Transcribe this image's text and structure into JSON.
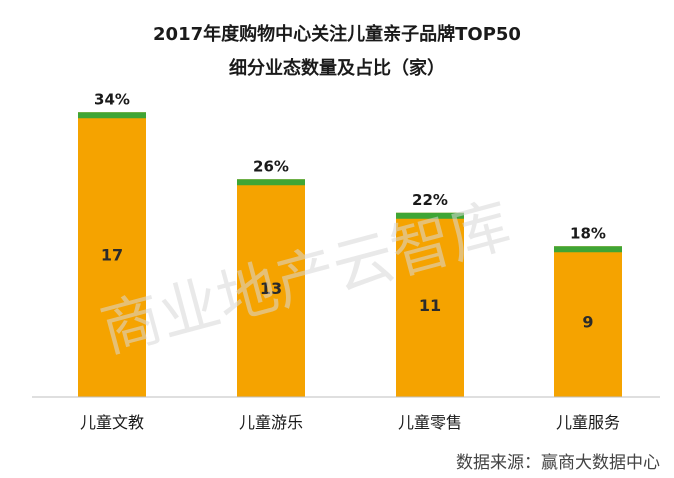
{
  "chart_data": {
    "type": "bar",
    "title": "2017年度购物中心关注儿童亲子品牌TOP50",
    "subtitle": "细分业态数量及占比（家）",
    "categories": [
      "儿童文教",
      "儿童游乐",
      "儿童零售",
      "儿童服务"
    ],
    "values": [
      17,
      13,
      11,
      9
    ],
    "value_labels": [
      "17",
      "13",
      "11",
      "9"
    ],
    "percent_labels": [
      "34%",
      "26%",
      "22%",
      "18%"
    ],
    "ylim": [
      0,
      20
    ],
    "grid": false,
    "legend": "none",
    "colors": {
      "bar": "#F5A300",
      "bar_cap": "#3FA535",
      "axis": "#bfbfbf"
    }
  },
  "watermark": "商业地产云智库",
  "source": "数据来源：赢商大数据中心"
}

→ **Directions**
The records above are to be quoted exactly, with all pictures left out.

→ **Task result**
Transcribe this image's text and structure into JSON.
{
  "chart_data": {
    "type": "bar",
    "title": "2017年度购物中心关注儿童亲子品牌TOP50",
    "subtitle": "细分业态数量及占比（家）",
    "categories": [
      "儿童文教",
      "儿童游乐",
      "儿童零售",
      "儿童服务"
    ],
    "values": [
      17,
      13,
      11,
      9
    ],
    "value_labels": [
      "17",
      "13",
      "11",
      "9"
    ],
    "percent_labels": [
      "34%",
      "26%",
      "22%",
      "18%"
    ],
    "ylim": [
      0,
      20
    ],
    "grid": false,
    "legend": "none",
    "colors": {
      "bar": "#F5A300",
      "bar_cap": "#3FA535",
      "axis": "#bfbfbf"
    }
  },
  "watermark": "商业地产云智库",
  "source": "数据来源：赢商大数据中心"
}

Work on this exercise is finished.